> _Task directions_: Look through the material below, count the lines containing the word "Sleep", and state only the count.

[Saved data entries]
==========
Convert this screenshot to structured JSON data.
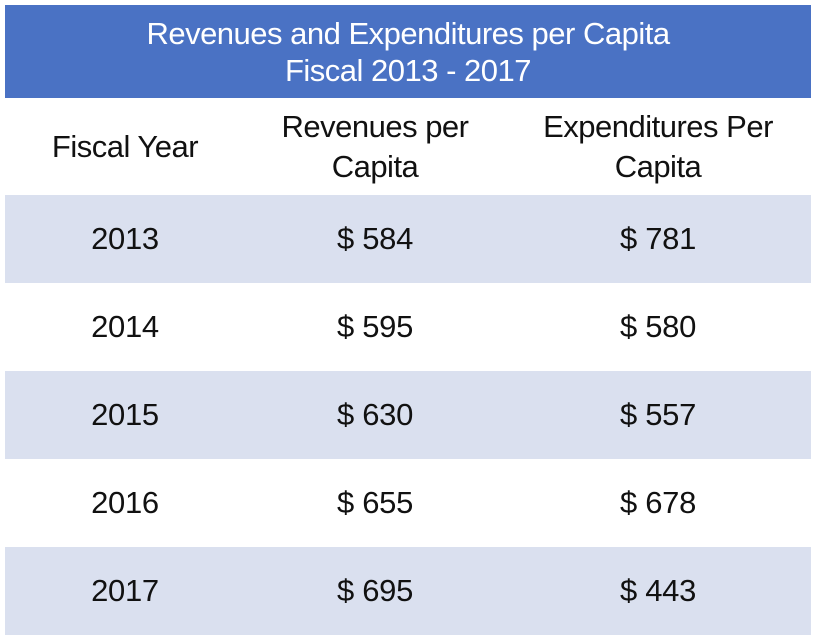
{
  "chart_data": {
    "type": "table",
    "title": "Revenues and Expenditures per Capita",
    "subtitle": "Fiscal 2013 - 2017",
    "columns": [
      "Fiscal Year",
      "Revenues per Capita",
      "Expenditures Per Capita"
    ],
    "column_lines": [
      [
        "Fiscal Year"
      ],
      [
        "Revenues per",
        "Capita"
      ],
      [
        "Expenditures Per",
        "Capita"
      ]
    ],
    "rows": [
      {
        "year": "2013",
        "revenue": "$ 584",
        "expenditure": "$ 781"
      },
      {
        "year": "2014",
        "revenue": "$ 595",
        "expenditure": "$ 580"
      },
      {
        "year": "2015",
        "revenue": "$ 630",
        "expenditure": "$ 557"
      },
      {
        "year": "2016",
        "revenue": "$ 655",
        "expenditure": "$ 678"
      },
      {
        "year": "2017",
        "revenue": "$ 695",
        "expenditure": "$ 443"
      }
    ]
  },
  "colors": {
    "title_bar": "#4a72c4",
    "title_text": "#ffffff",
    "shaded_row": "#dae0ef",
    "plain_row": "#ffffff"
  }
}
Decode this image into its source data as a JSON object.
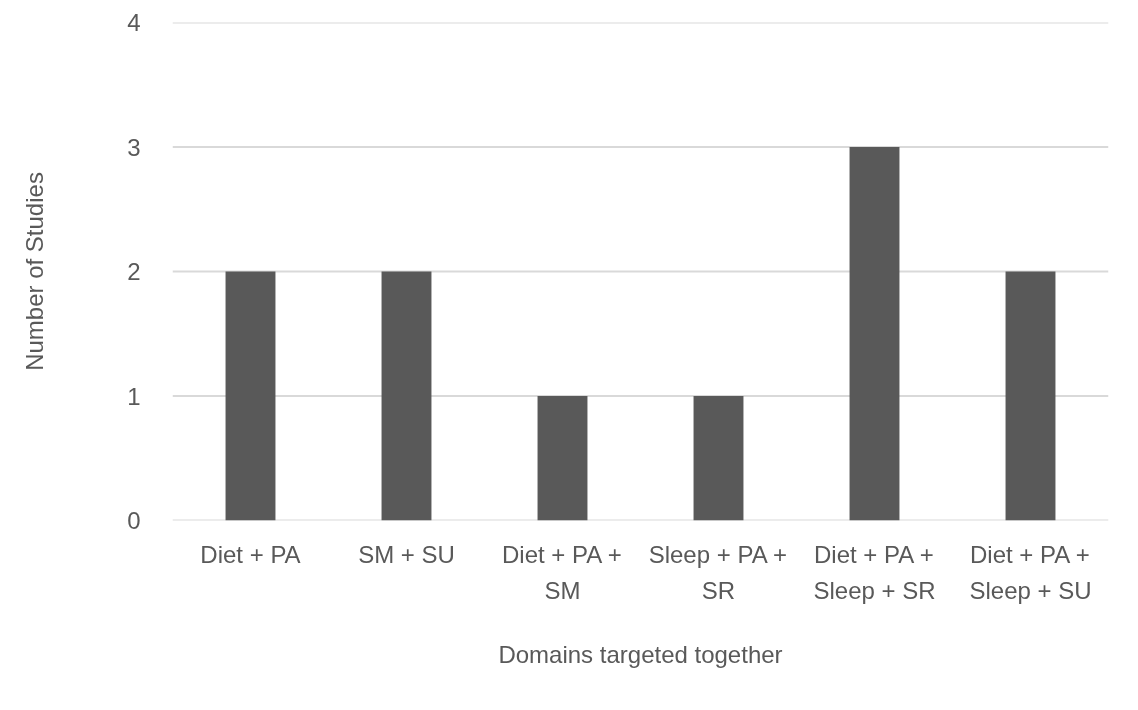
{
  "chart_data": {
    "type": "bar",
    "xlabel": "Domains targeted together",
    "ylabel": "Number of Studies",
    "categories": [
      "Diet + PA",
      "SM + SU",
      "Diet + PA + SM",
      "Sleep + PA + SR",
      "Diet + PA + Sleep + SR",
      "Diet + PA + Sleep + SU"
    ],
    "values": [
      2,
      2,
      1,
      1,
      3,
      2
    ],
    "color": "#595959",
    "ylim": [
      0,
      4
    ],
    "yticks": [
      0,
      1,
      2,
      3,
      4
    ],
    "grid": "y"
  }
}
==========
> _Answer for this exercise_: 3